-- SUPPLIED RECORDS start --
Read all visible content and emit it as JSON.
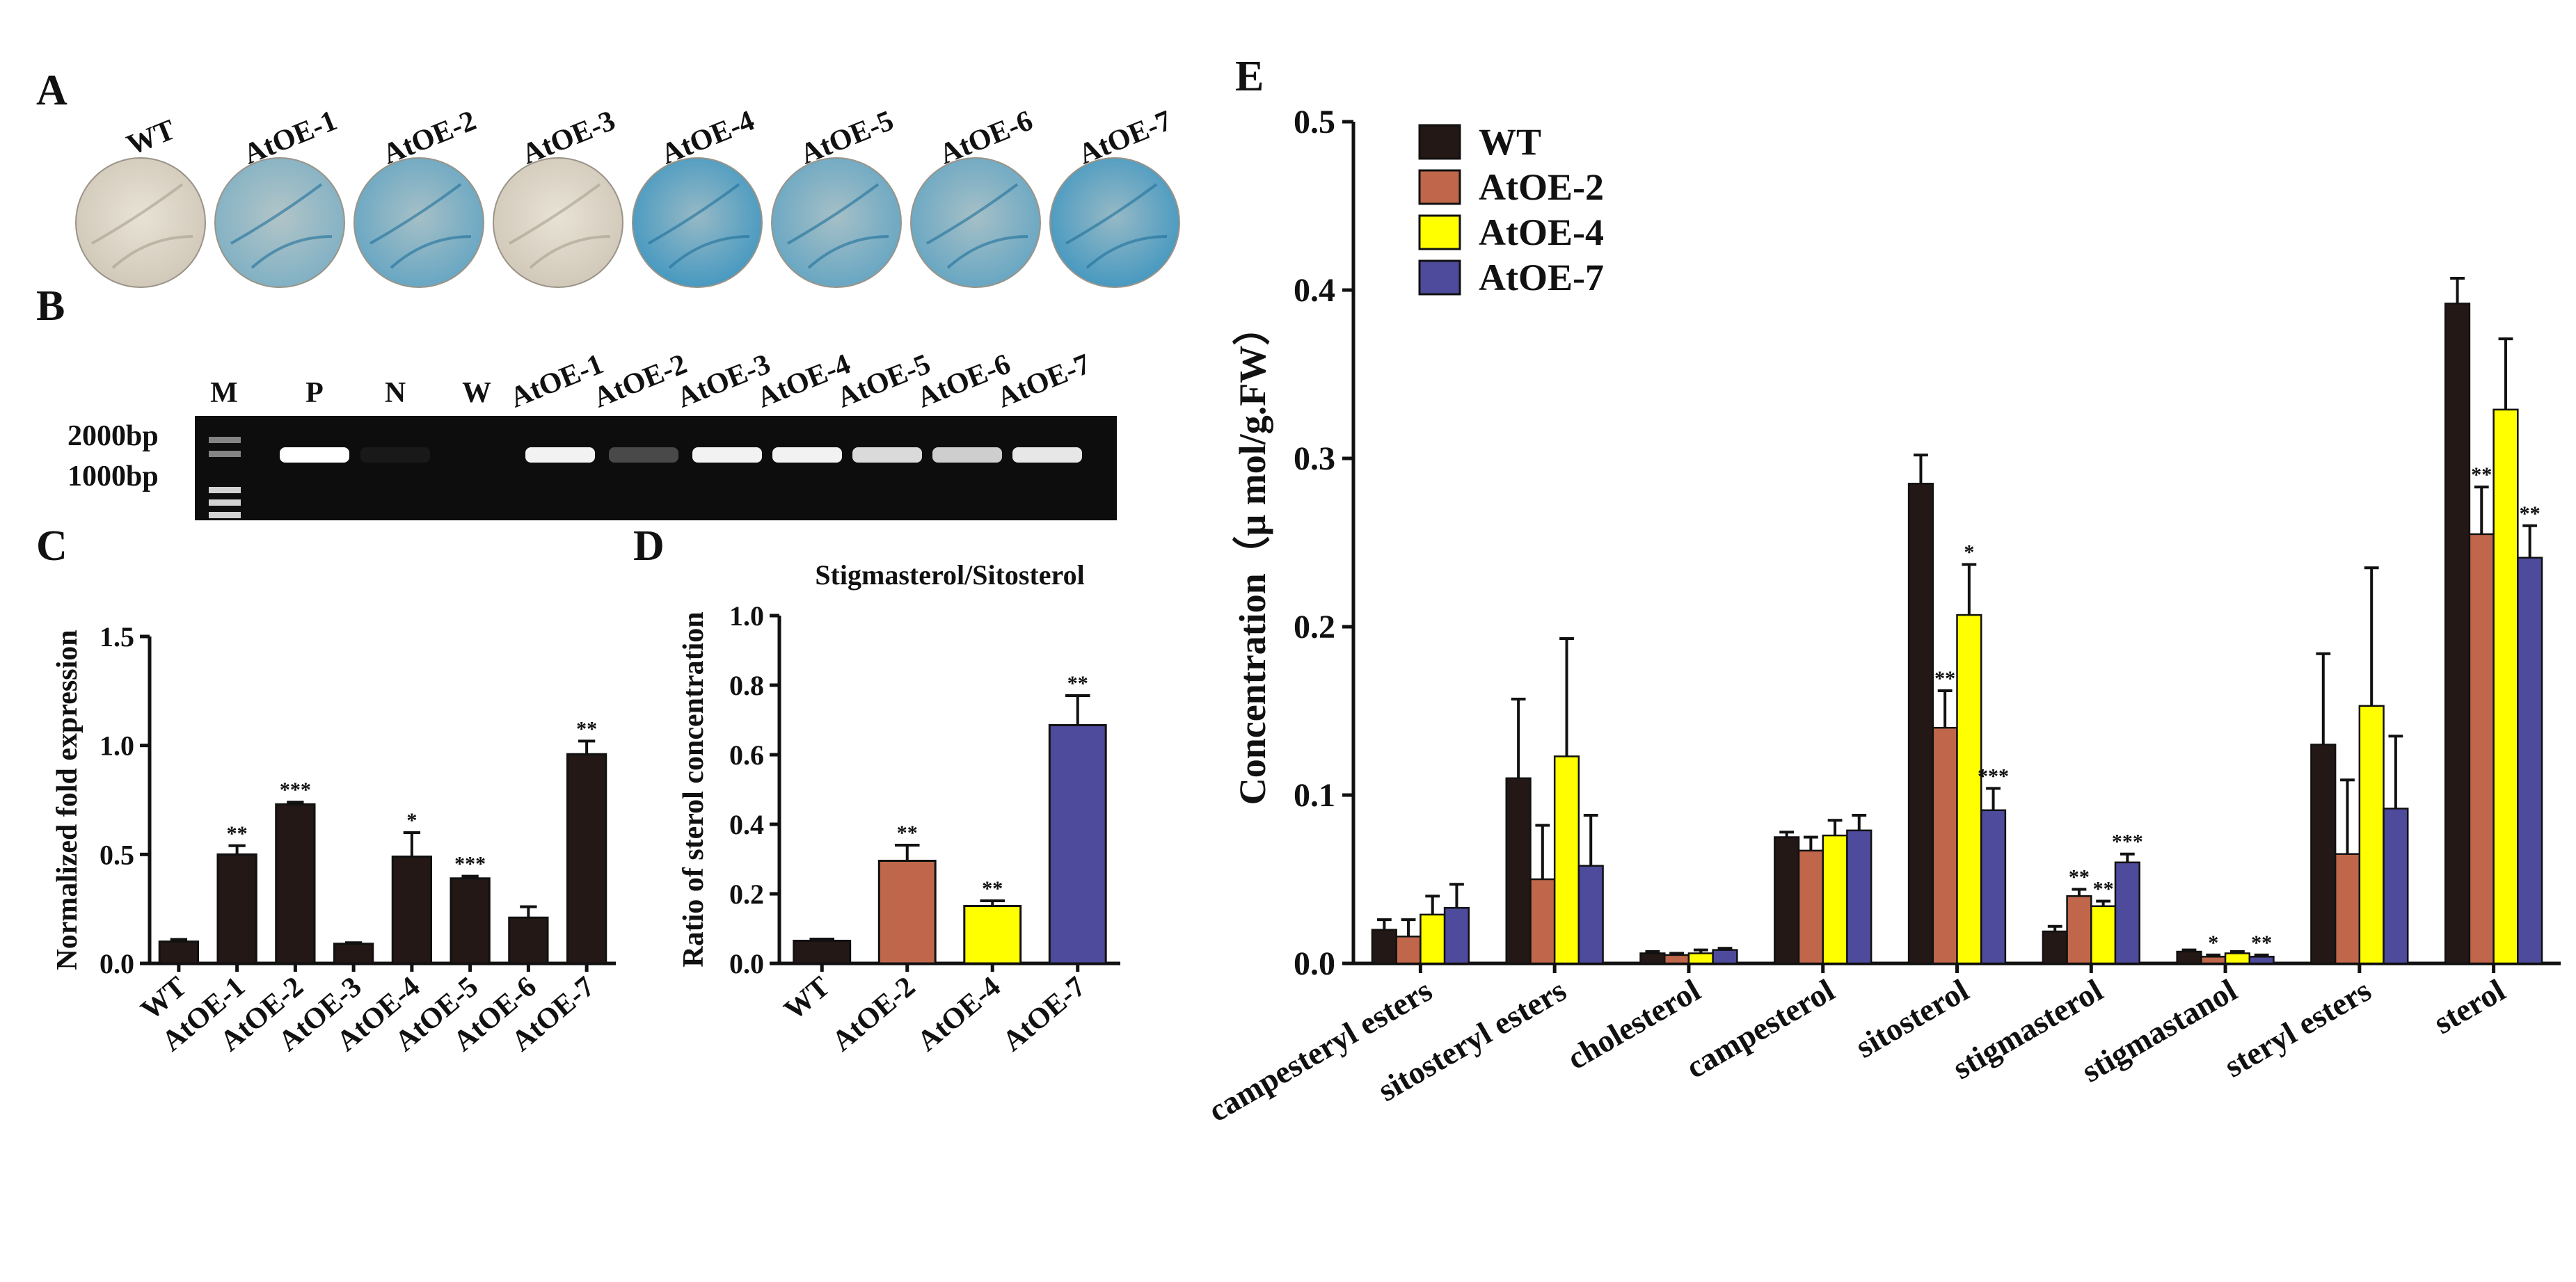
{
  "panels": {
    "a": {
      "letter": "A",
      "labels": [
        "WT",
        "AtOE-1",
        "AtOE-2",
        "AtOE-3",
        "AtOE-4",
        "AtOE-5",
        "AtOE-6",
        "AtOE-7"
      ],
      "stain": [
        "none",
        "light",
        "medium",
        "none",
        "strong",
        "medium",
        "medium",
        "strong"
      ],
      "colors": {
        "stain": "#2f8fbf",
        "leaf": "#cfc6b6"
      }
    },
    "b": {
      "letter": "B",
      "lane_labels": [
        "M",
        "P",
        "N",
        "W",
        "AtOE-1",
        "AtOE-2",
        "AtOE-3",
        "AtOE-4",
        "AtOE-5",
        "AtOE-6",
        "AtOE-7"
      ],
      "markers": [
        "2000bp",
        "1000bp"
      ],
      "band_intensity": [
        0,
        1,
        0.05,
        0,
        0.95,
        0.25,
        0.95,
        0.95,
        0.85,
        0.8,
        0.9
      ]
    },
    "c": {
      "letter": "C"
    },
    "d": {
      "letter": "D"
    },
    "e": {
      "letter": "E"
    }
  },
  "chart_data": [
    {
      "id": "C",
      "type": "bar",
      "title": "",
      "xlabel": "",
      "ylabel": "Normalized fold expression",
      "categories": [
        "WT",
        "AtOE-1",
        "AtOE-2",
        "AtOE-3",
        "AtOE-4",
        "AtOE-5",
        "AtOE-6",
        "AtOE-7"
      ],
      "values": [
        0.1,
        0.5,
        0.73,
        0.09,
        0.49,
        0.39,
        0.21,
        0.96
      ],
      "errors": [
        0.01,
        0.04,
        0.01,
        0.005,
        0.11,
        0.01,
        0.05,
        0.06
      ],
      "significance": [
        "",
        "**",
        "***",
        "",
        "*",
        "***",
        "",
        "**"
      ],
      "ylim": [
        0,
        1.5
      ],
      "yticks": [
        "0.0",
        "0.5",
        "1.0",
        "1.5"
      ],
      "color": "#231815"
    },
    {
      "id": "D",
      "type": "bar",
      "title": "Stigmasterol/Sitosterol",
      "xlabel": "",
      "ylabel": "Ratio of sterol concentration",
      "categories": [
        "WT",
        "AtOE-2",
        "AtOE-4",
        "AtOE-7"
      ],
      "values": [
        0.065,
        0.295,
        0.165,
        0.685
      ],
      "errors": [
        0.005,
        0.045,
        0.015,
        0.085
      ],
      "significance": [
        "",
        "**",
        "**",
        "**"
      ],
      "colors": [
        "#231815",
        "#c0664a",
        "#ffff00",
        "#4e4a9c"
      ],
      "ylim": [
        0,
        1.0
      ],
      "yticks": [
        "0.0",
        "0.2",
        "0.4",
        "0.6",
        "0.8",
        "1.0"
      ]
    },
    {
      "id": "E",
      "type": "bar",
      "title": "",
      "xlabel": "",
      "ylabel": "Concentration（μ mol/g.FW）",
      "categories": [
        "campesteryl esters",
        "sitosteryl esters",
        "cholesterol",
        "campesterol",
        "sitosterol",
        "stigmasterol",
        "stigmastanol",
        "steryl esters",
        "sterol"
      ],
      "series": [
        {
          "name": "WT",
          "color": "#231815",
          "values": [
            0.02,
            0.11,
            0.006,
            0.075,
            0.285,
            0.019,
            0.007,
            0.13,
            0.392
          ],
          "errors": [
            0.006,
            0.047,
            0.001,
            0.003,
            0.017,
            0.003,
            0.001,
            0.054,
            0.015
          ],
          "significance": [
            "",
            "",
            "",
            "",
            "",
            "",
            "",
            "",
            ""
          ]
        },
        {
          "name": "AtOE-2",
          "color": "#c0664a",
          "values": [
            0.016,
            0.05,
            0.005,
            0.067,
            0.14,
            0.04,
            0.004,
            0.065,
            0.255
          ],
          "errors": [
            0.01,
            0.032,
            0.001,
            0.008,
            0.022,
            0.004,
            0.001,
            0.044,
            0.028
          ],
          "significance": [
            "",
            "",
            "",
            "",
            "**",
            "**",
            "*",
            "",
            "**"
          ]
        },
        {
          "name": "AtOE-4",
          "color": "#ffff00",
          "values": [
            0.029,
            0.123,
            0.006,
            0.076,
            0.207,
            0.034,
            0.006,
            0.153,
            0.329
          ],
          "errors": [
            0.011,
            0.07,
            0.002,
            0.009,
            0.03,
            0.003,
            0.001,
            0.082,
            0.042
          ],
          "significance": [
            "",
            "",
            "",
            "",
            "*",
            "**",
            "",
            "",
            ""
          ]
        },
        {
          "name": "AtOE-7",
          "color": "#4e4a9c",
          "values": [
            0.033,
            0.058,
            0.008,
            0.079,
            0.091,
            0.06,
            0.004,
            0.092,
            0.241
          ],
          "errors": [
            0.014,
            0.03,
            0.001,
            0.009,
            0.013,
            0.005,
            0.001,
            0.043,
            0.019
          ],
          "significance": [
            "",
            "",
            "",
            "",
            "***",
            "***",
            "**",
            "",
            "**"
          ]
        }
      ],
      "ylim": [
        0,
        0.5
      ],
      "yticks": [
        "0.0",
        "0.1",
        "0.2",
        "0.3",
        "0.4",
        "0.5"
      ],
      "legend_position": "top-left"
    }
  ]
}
-- SUPPLIED RECORDS end --
* PROBLEM REQUIREMENTS: Scan the entries above for the word "esters" and collect each line holding it.

* THE RESULT:
        "campesteryl esters",
        "sitosteryl esters",
        "steryl esters",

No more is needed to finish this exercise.